> **Description of the task**
Pick out all lines with the word "Hunger" from the records that follow.

(Part of a data file)
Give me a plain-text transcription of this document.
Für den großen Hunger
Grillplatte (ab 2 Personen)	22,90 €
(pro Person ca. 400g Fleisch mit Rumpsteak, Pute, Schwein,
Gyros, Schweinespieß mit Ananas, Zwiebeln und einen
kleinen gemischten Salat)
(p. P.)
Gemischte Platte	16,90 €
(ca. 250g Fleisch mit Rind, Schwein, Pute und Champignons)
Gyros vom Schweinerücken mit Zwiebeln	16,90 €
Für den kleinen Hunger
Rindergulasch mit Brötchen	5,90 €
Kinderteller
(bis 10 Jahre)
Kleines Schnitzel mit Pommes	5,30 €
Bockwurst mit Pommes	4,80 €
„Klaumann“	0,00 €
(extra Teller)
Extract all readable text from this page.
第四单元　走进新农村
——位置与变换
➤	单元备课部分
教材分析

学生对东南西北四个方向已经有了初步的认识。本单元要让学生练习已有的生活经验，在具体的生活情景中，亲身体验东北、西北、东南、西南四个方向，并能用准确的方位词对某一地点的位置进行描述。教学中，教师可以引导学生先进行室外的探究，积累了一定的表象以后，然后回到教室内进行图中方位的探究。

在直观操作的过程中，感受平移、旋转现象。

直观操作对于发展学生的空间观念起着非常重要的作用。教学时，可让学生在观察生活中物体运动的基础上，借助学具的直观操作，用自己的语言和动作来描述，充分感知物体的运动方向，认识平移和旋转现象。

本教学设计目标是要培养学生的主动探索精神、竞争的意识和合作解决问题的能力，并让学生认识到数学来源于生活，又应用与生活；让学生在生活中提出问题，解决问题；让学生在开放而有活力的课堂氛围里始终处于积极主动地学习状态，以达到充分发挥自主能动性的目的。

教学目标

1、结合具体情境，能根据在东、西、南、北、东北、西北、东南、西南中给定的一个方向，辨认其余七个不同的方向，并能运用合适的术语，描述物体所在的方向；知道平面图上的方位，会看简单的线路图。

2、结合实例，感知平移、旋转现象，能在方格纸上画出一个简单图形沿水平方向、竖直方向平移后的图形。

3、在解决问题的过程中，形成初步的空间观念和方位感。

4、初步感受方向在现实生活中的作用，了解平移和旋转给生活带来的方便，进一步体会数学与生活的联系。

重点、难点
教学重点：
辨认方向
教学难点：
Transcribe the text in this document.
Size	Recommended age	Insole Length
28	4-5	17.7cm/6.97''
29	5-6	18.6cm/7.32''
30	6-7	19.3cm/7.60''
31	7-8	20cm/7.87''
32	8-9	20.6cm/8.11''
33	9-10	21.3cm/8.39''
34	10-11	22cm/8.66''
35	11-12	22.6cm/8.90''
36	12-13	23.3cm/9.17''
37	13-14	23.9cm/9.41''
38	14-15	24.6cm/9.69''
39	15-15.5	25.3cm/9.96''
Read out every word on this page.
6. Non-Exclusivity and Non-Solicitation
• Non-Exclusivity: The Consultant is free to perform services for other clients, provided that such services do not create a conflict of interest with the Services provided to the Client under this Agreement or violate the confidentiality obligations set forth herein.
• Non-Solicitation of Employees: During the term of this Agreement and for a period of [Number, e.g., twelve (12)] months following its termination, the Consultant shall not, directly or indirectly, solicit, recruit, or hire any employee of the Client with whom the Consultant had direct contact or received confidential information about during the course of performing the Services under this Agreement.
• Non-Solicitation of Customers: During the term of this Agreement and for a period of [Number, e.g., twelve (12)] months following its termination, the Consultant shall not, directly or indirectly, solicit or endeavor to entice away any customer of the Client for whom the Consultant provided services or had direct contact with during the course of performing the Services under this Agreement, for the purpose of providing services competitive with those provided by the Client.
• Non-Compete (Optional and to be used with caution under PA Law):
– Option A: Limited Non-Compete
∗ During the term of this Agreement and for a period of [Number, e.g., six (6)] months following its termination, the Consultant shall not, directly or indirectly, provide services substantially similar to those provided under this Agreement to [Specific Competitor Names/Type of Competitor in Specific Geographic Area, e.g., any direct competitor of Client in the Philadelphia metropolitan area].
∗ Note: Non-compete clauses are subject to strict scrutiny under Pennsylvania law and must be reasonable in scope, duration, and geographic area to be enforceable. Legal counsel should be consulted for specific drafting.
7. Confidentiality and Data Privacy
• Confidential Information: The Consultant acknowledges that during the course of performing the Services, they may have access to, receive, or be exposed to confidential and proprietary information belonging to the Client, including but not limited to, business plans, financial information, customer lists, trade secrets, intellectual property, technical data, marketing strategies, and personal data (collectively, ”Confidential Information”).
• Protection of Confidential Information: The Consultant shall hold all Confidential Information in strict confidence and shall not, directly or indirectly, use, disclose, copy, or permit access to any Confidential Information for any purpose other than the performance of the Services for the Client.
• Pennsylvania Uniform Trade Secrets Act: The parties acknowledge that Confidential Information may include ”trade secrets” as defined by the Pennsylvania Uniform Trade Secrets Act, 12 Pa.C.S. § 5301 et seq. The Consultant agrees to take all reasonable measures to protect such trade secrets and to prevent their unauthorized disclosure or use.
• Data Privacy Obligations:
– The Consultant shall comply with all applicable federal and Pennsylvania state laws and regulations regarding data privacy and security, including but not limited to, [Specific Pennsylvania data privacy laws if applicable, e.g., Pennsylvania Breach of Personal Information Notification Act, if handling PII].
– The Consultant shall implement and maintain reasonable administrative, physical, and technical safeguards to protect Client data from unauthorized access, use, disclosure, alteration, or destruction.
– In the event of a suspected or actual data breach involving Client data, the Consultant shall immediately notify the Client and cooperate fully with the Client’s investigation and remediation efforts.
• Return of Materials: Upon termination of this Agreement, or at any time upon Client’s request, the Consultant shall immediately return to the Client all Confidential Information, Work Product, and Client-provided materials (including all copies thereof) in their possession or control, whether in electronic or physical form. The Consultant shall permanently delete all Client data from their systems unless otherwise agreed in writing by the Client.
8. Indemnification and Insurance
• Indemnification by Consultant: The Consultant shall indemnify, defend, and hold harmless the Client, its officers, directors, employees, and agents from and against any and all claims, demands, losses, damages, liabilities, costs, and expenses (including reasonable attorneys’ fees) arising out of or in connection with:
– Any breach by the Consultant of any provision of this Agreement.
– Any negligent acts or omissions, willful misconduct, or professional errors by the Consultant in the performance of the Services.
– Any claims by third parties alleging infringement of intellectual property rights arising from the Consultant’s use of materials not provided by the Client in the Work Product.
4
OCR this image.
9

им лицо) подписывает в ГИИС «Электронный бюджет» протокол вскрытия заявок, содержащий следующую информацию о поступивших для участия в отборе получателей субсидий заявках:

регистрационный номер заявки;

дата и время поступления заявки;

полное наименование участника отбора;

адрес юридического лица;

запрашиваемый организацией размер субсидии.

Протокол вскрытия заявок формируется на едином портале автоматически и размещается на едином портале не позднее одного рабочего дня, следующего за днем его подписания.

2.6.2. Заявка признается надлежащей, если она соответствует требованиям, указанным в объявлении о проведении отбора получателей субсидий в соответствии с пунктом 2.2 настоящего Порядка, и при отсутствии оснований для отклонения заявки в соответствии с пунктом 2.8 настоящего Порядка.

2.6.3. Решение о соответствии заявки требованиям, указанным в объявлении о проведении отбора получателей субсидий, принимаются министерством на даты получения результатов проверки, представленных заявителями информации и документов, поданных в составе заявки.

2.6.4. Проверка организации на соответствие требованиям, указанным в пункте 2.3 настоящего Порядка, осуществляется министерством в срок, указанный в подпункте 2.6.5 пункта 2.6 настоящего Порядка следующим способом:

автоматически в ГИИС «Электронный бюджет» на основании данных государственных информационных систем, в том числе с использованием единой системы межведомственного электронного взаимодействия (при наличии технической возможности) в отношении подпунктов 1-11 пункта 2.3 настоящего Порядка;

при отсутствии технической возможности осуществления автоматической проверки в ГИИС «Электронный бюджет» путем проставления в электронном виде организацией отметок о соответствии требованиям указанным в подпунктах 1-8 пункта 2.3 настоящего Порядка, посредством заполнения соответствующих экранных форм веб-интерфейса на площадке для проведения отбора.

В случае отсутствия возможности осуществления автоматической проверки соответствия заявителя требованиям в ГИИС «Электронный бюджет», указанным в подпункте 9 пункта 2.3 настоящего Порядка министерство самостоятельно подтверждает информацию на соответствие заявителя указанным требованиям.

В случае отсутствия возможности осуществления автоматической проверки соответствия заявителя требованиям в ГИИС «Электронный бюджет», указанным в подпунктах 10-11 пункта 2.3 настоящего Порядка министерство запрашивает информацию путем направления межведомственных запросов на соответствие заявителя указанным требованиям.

> **Written response**
Für den großen Hunger
Für den kleinen Hunger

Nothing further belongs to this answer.